>> START

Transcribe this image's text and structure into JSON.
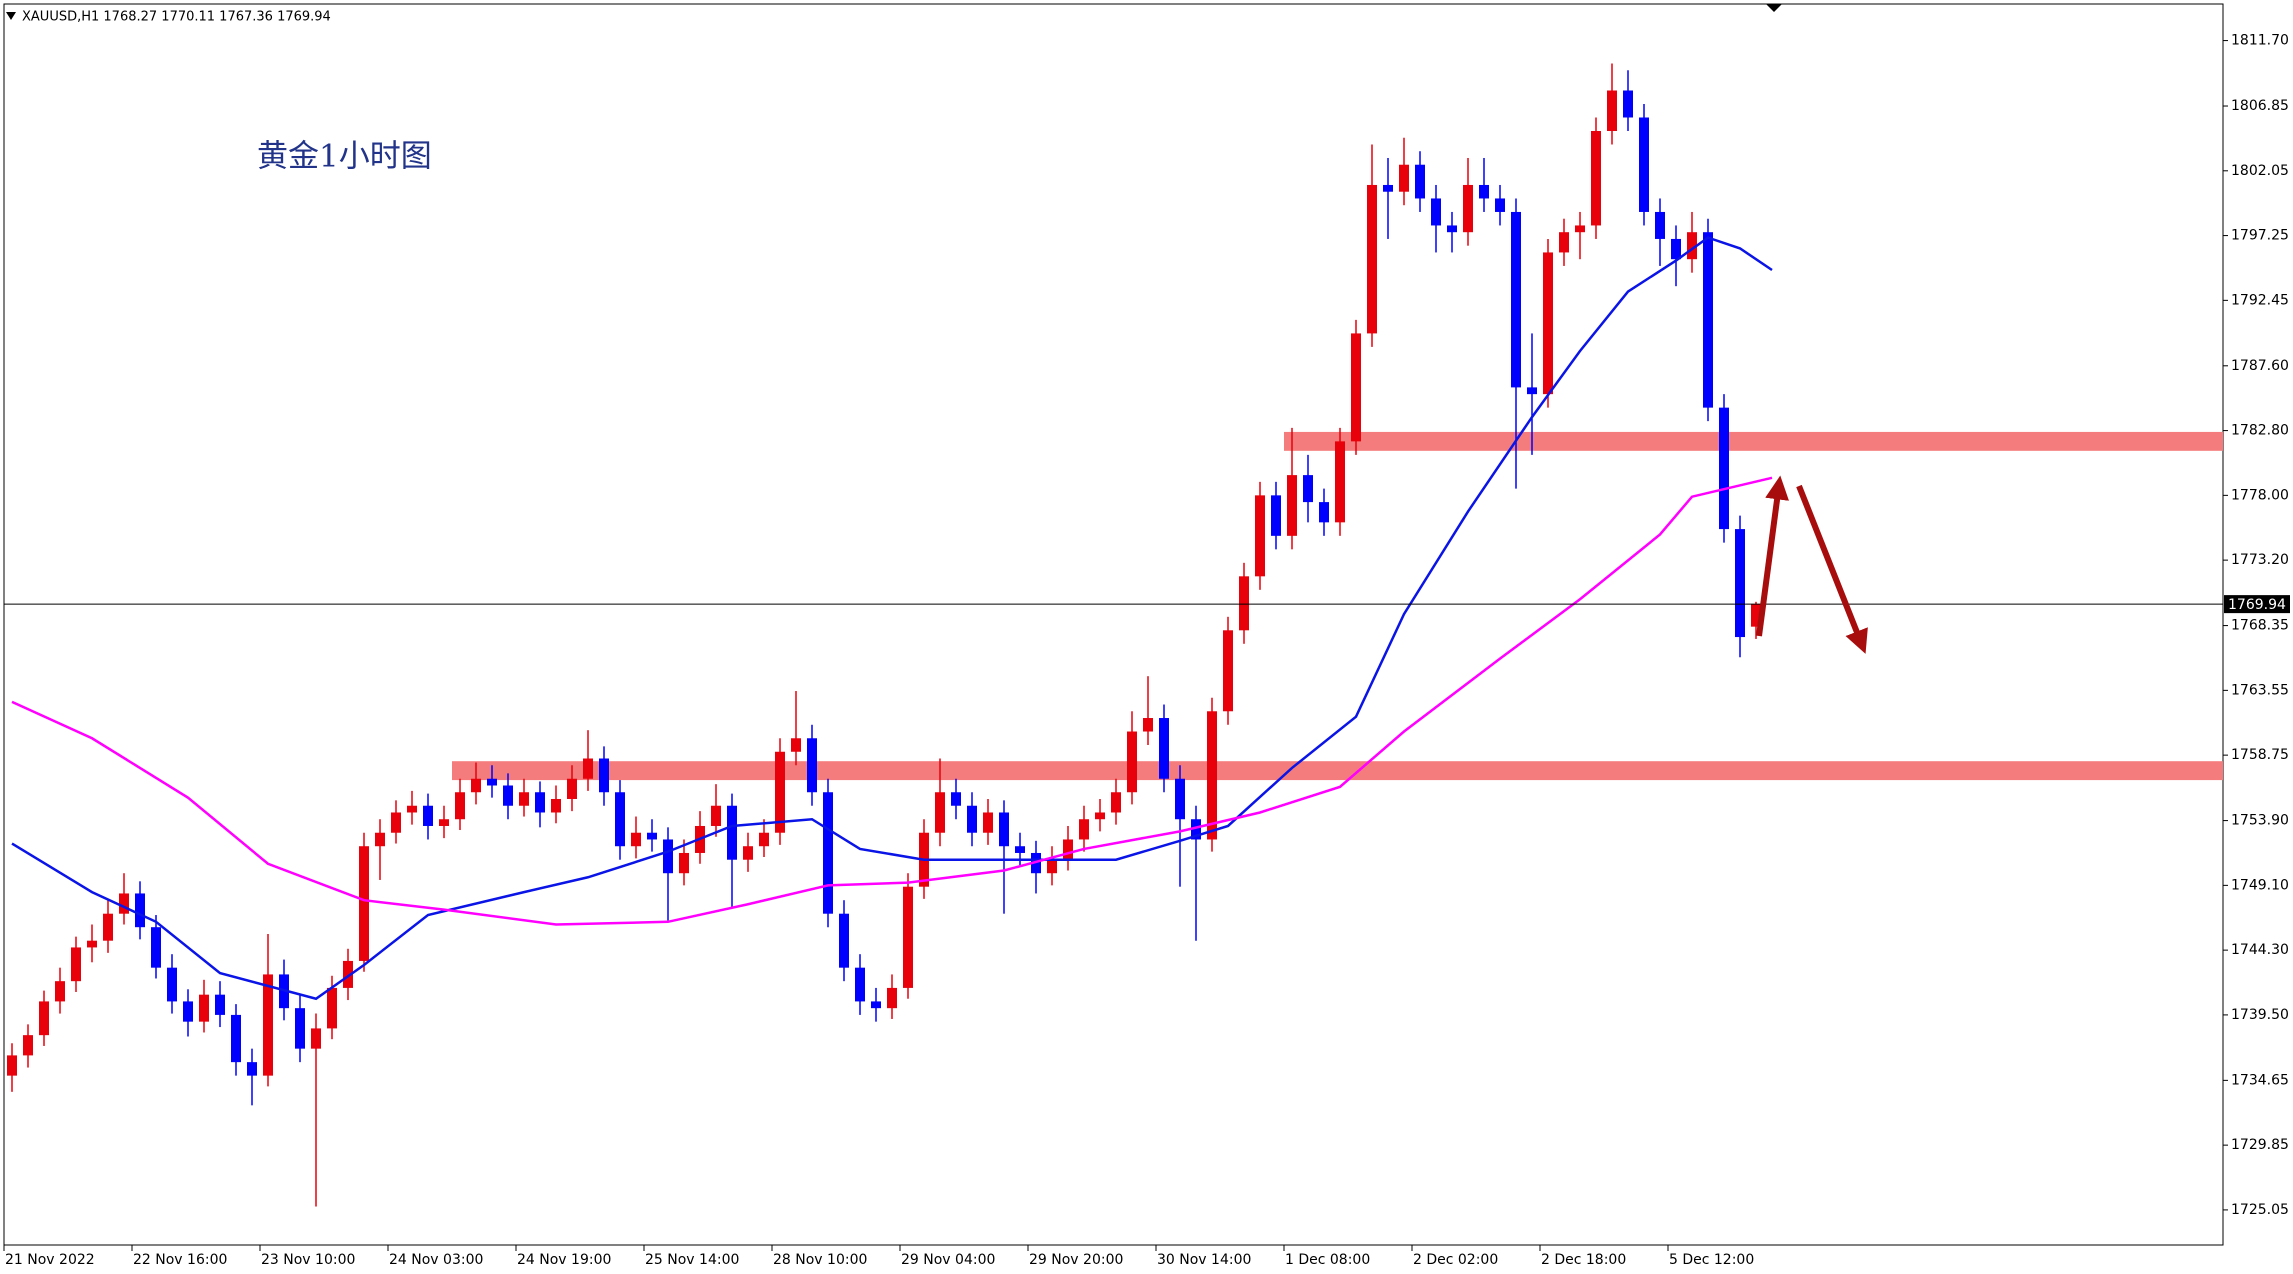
{
  "chart_data": {
    "type": "candlestick",
    "title": "XAUUSD,H1  1768.27 1770.11 1767.36 1769.94",
    "annotation": "黄金1小时图",
    "up_color": "#e8000b",
    "down_color": "#0000ff",
    "ylim": [
      1722.45,
      1814.41
    ],
    "yticks": [
      {
        "value": 1811.7,
        "label": "1811.70"
      },
      1806.85,
      1802.05,
      1797.25,
      1792.45,
      {
        "value": 1787.6,
        "label": "1787.60"
      },
      {
        "value": 1782.8,
        "label": "1782.80"
      },
      {
        "value": 1778,
        "label": "1778.00"
      },
      {
        "value": 1773.2,
        "label": "1773.20"
      },
      1768.35,
      1763.55,
      1758.75,
      {
        "value": 1753.9,
        "label": "1753.90"
      },
      {
        "value": 1749.1,
        "label": "1749.10"
      },
      {
        "value": 1744.3,
        "label": "1744.30"
      },
      {
        "value": 1739.5,
        "label": "1739.50"
      },
      1734.65,
      1729.85,
      1725.05
    ],
    "categories": [
      "21 Nov 2022",
      null,
      null,
      null,
      null,
      null,
      null,
      null,
      "22 Nov 16:00",
      null,
      null,
      null,
      null,
      null,
      null,
      null,
      "23 Nov 10:00",
      null,
      null,
      null,
      null,
      null,
      null,
      null,
      "24 Nov 03:00",
      null,
      null,
      null,
      null,
      null,
      null,
      null,
      "24 Nov 19:00",
      null,
      null,
      null,
      null,
      null,
      null,
      null,
      "25 Nov 14:00",
      null,
      null,
      null,
      null,
      null,
      null,
      null,
      "28 Nov 10:00",
      null,
      null,
      null,
      null,
      null,
      null,
      null,
      "29 Nov 04:00",
      null,
      null,
      null,
      null,
      null,
      null,
      null,
      "29 Nov 20:00",
      null,
      null,
      null,
      null,
      null,
      null,
      null,
      "30 Nov 14:00",
      null,
      null,
      null,
      null,
      null,
      null,
      null,
      "1 Dec 08:00",
      null,
      null,
      null,
      null,
      null,
      null,
      null,
      "2 Dec 02:00",
      null,
      null,
      null,
      null,
      null,
      null,
      null,
      "2 Dec 18:00",
      null,
      null,
      null,
      null,
      null,
      null,
      null,
      "5 Dec 12:00",
      null,
      null,
      null,
      null,
      null
    ],
    "candles": [
      [
        1735,
        1737.4,
        1733.8,
        1736.5
      ],
      [
        1736.5,
        1738.8,
        1735.6,
        1738
      ],
      [
        1738,
        1741.3,
        1737.2,
        1740.5
      ],
      [
        1740.5,
        1743,
        1739.6,
        1742
      ],
      [
        1742,
        1745.3,
        1741.2,
        1744.5
      ],
      [
        1744.5,
        1746.2,
        1743.4,
        1745
      ],
      [
        1745,
        1748,
        1744.1,
        1747
      ],
      [
        1747,
        1750,
        1746.2,
        1748.5
      ],
      [
        1748.5,
        1749.4,
        1745.1,
        1746
      ],
      [
        1746,
        1746.9,
        1742.2,
        1743
      ],
      [
        1743,
        1744,
        1739.6,
        1740.5
      ],
      [
        1740.5,
        1741.4,
        1737.9,
        1739
      ],
      [
        1739,
        1742.1,
        1738.2,
        1741
      ],
      [
        1741,
        1742,
        1738.6,
        1739.5
      ],
      [
        1739.5,
        1740.3,
        1735,
        1736
      ],
      [
        1736,
        1737,
        1732.8,
        1735
      ],
      [
        1735,
        1745.5,
        1734.2,
        1742.5
      ],
      [
        1742.5,
        1743.6,
        1739.1,
        1740
      ],
      [
        1740,
        1741,
        1736,
        1737
      ],
      [
        1737,
        1739.6,
        1725.3,
        1738.5
      ],
      [
        1738.5,
        1742.4,
        1737.7,
        1741.5
      ],
      [
        1741.5,
        1744.4,
        1740.6,
        1743.5
      ],
      [
        1743.5,
        1753,
        1742.7,
        1752
      ],
      [
        1752,
        1754,
        1749.5,
        1753
      ],
      [
        1753,
        1755.4,
        1752.2,
        1754.5
      ],
      [
        1754.5,
        1756.1,
        1753.6,
        1755
      ],
      [
        1755,
        1755.9,
        1752.5,
        1753.5
      ],
      [
        1753.5,
        1755,
        1752.6,
        1754
      ],
      [
        1754,
        1757,
        1753.2,
        1756
      ],
      [
        1756,
        1758.2,
        1755.1,
        1757
      ],
      [
        1757,
        1758,
        1755.6,
        1756.5
      ],
      [
        1756.5,
        1757.4,
        1754,
        1755
      ],
      [
        1755,
        1757,
        1754.2,
        1756
      ],
      [
        1756,
        1756.8,
        1753.4,
        1754.5
      ],
      [
        1754.5,
        1756.5,
        1753.7,
        1755.5
      ],
      [
        1755.5,
        1758,
        1754.6,
        1757
      ],
      [
        1757,
        1760.6,
        1756.1,
        1758.5
      ],
      [
        1758.5,
        1759.4,
        1755,
        1756
      ],
      [
        1756,
        1756.9,
        1751,
        1752
      ],
      [
        1752,
        1754.2,
        1751.1,
        1753
      ],
      [
        1753,
        1754,
        1751.6,
        1752.5
      ],
      [
        1752.5,
        1753.4,
        1746.5,
        1750
      ],
      [
        1750,
        1752.5,
        1749.1,
        1751.5
      ],
      [
        1751.5,
        1754.6,
        1750.7,
        1753.5
      ],
      [
        1753.5,
        1756.6,
        1752.7,
        1755
      ],
      [
        1755,
        1755.9,
        1747.5,
        1751
      ],
      [
        1751,
        1753,
        1750.1,
        1752
      ],
      [
        1752,
        1754,
        1751.2,
        1753
      ],
      [
        1753,
        1760,
        1752.1,
        1759
      ],
      [
        1759,
        1763.5,
        1758,
        1760
      ],
      [
        1760,
        1761,
        1755,
        1756
      ],
      [
        1756,
        1757,
        1746,
        1747
      ],
      [
        1747,
        1748,
        1742,
        1743
      ],
      [
        1743,
        1744,
        1739.5,
        1740.5
      ],
      [
        1740.5,
        1741.5,
        1739,
        1740
      ],
      [
        1740,
        1742.5,
        1739.2,
        1741.5
      ],
      [
        1741.5,
        1750,
        1740.7,
        1749
      ],
      [
        1749,
        1754,
        1748.1,
        1753
      ],
      [
        1753,
        1758.5,
        1752,
        1756
      ],
      [
        1756,
        1757,
        1754,
        1755
      ],
      [
        1755,
        1756,
        1752,
        1753
      ],
      [
        1753,
        1755.5,
        1752.1,
        1754.5
      ],
      [
        1754.5,
        1755.4,
        1747,
        1752
      ],
      [
        1752,
        1753,
        1750.6,
        1751.5
      ],
      [
        1751.5,
        1752.4,
        1748.5,
        1750
      ],
      [
        1750,
        1752,
        1749.1,
        1751
      ],
      [
        1751,
        1753.5,
        1750.2,
        1752.5
      ],
      [
        1752.5,
        1755,
        1751.6,
        1754
      ],
      [
        1754,
        1755.5,
        1753.1,
        1754.5
      ],
      [
        1754.5,
        1757,
        1753.6,
        1756
      ],
      [
        1756,
        1762,
        1755.1,
        1760.5
      ],
      [
        1760.5,
        1764.6,
        1759.5,
        1761.5
      ],
      [
        1761.5,
        1762.5,
        1756,
        1757
      ],
      [
        1757,
        1758,
        1749,
        1754
      ],
      [
        1754,
        1755,
        1745,
        1752.5
      ],
      [
        1752.5,
        1763,
        1751.6,
        1762
      ],
      [
        1762,
        1769,
        1761,
        1768
      ],
      [
        1768,
        1773,
        1767,
        1772
      ],
      [
        1772,
        1779,
        1771,
        1778
      ],
      [
        1778,
        1779,
        1774,
        1775
      ],
      [
        1775,
        1783,
        1774,
        1779.5
      ],
      [
        1779.5,
        1781,
        1776,
        1777.5
      ],
      [
        1777.5,
        1778.5,
        1775,
        1776
      ],
      [
        1776,
        1783,
        1775,
        1782
      ],
      [
        1782,
        1791,
        1781,
        1790
      ],
      [
        1790,
        1804,
        1789,
        1801
      ],
      [
        1801,
        1803,
        1797,
        1800.5
      ],
      [
        1800.5,
        1804.5,
        1799.5,
        1802.5
      ],
      [
        1802.5,
        1803.5,
        1799,
        1800
      ],
      [
        1800,
        1801,
        1796,
        1798
      ],
      [
        1798,
        1799,
        1796,
        1797.5
      ],
      [
        1797.5,
        1803,
        1796.5,
        1801
      ],
      [
        1801,
        1803,
        1799,
        1800
      ],
      [
        1800,
        1801,
        1798,
        1799
      ],
      [
        1799,
        1800,
        1778.5,
        1786
      ],
      [
        1786,
        1790,
        1781,
        1785.5
      ],
      [
        1785.5,
        1797,
        1784.5,
        1796
      ],
      [
        1796,
        1798.5,
        1795,
        1797.5
      ],
      [
        1797.5,
        1799,
        1795.5,
        1798
      ],
      [
        1798,
        1806,
        1797,
        1805
      ],
      [
        1805,
        1810,
        1804,
        1808
      ],
      [
        1808,
        1809.5,
        1805,
        1806
      ],
      [
        1806,
        1807,
        1798,
        1799
      ],
      [
        1799,
        1800,
        1795,
        1797
      ],
      [
        1797,
        1798,
        1793.5,
        1795.5
      ],
      [
        1795.5,
        1799,
        1794.5,
        1797.5
      ],
      [
        1797.5,
        1798.5,
        1783.5,
        1784.5
      ],
      [
        1784.5,
        1785.5,
        1774.5,
        1775.5
      ],
      [
        1775.5,
        1776.5,
        1766,
        1767.5
      ],
      [
        1768.27,
        1770.11,
        1767.36,
        1769.94
      ]
    ],
    "moving_averages": [
      {
        "color": "#0a14e6",
        "x": [
          0,
          5,
          9,
          13,
          19,
          22,
          26,
          32,
          36,
          41,
          45,
          50,
          53,
          57,
          64,
          69,
          73,
          76,
          80,
          84,
          87,
          91,
          95,
          98,
          101,
          104,
          106,
          108,
          110
        ],
        "values": [
          1752.2,
          1748.6,
          1746.4,
          1742.6,
          1740.7,
          1743.2,
          1746.9,
          1748.6,
          1749.7,
          1751.6,
          1753.5,
          1754,
          1751.8,
          1751,
          1751,
          1751,
          1752.4,
          1753.5,
          1757.8,
          1761.6,
          1769.2,
          1776.8,
          1783.8,
          1788.7,
          1793.1,
          1795.4,
          1797.1,
          1796.3,
          1794.7
        ]
      },
      {
        "color": "#ff00ff",
        "x": [
          0,
          5,
          11,
          16,
          22,
          27,
          34,
          41,
          46,
          51,
          56,
          62,
          67,
          73,
          78,
          83,
          87,
          93,
          98,
          103,
          105,
          110
        ],
        "values": [
          1762.7,
          1760,
          1755.6,
          1750.7,
          1748,
          1747.3,
          1746.2,
          1746.4,
          1747.7,
          1749.1,
          1749.3,
          1750.2,
          1751.8,
          1753.1,
          1754.5,
          1756.4,
          1760.5,
          1765.9,
          1770.3,
          1775.1,
          1777.9,
          1779.3
        ]
      }
    ],
    "zones": [
      {
        "from": 1781.3,
        "to": 1782.7,
        "start": 80,
        "color": "#f47c7c"
      },
      {
        "from": 1756.9,
        "to": 1758.3,
        "start": 28,
        "color": "#f47c7c"
      }
    ],
    "last_price": 1769.94
  }
}
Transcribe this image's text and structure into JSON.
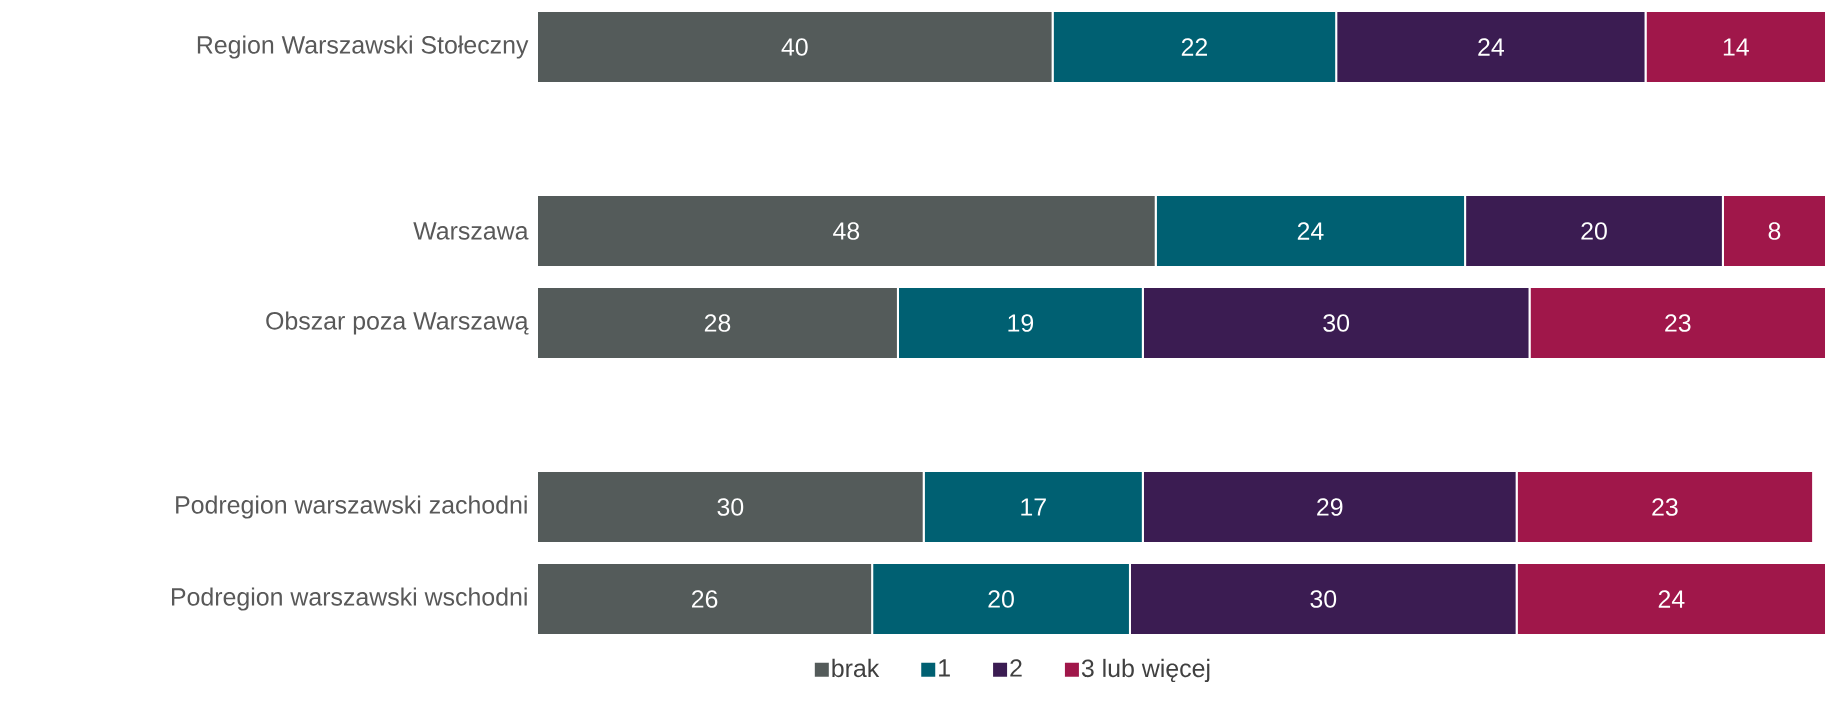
{
  "chart_data": {
    "type": "bar",
    "orientation": "horizontal",
    "stacked": true,
    "data_labels": true,
    "legend": "bottom",
    "tick_labels": "y",
    "categories": [
      "Region Warszawski Stołeczny",
      null,
      "Warszawa",
      "Obszar poza Warszawą",
      null,
      "Podregion warszawski zachodni",
      "Podregion warszawski wschodni"
    ],
    "series": [
      {
        "name": "brak",
        "color": "#545b5a",
        "values": [
          40,
          null,
          48,
          28,
          null,
          30,
          26
        ]
      },
      {
        "name": "1",
        "color": "#006072",
        "values": [
          22,
          null,
          24,
          19,
          null,
          17,
          20
        ]
      },
      {
        "name": "2",
        "color": "#3b1c52",
        "values": [
          24,
          null,
          20,
          30,
          null,
          29,
          30
        ]
      },
      {
        "name": "3 lub więcej",
        "color": "#a0174a",
        "values": [
          14,
          null,
          8,
          23,
          null,
          23,
          24
        ]
      }
    ]
  }
}
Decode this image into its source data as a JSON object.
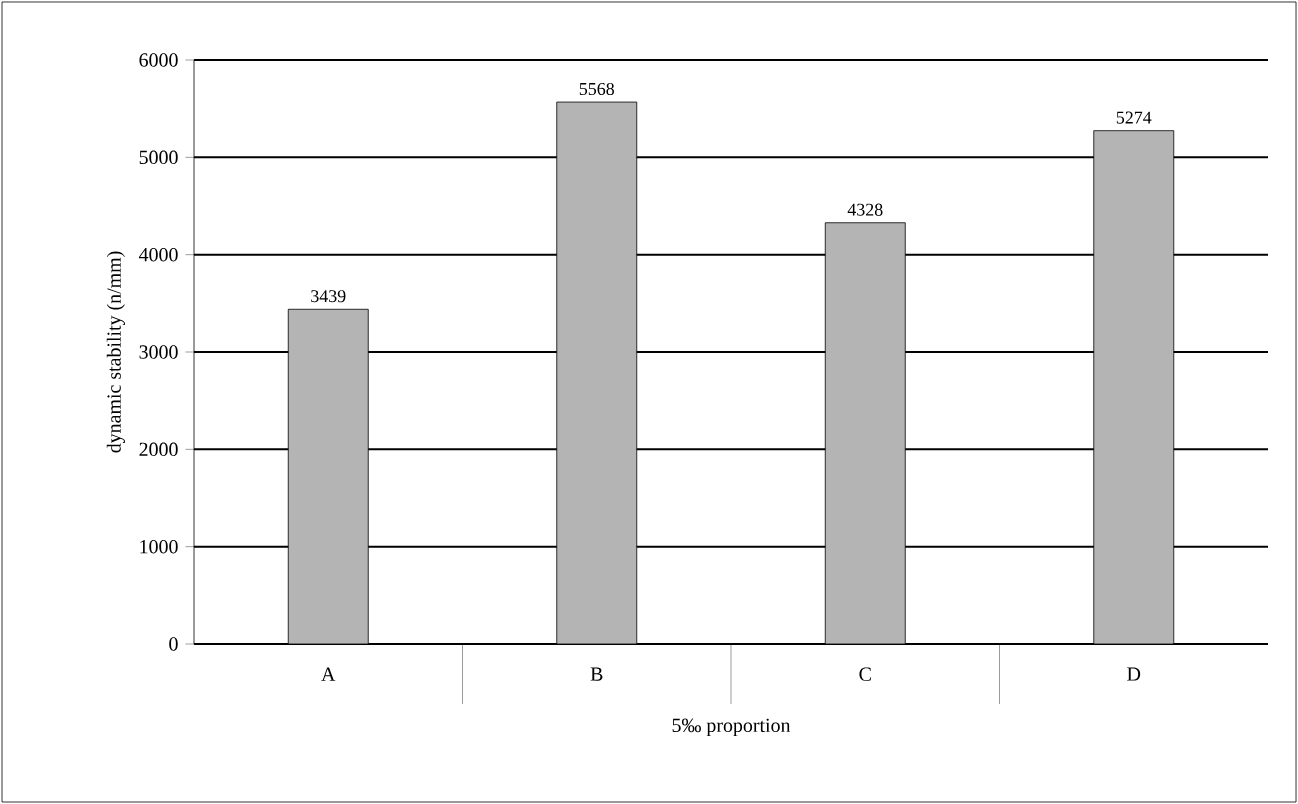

>> END

Aim:
Go through the material and select each line with the string "Podregion" in it.

Final result:
      "Podregion warszawski zachodni",
      "Podregion warszawski wschodni"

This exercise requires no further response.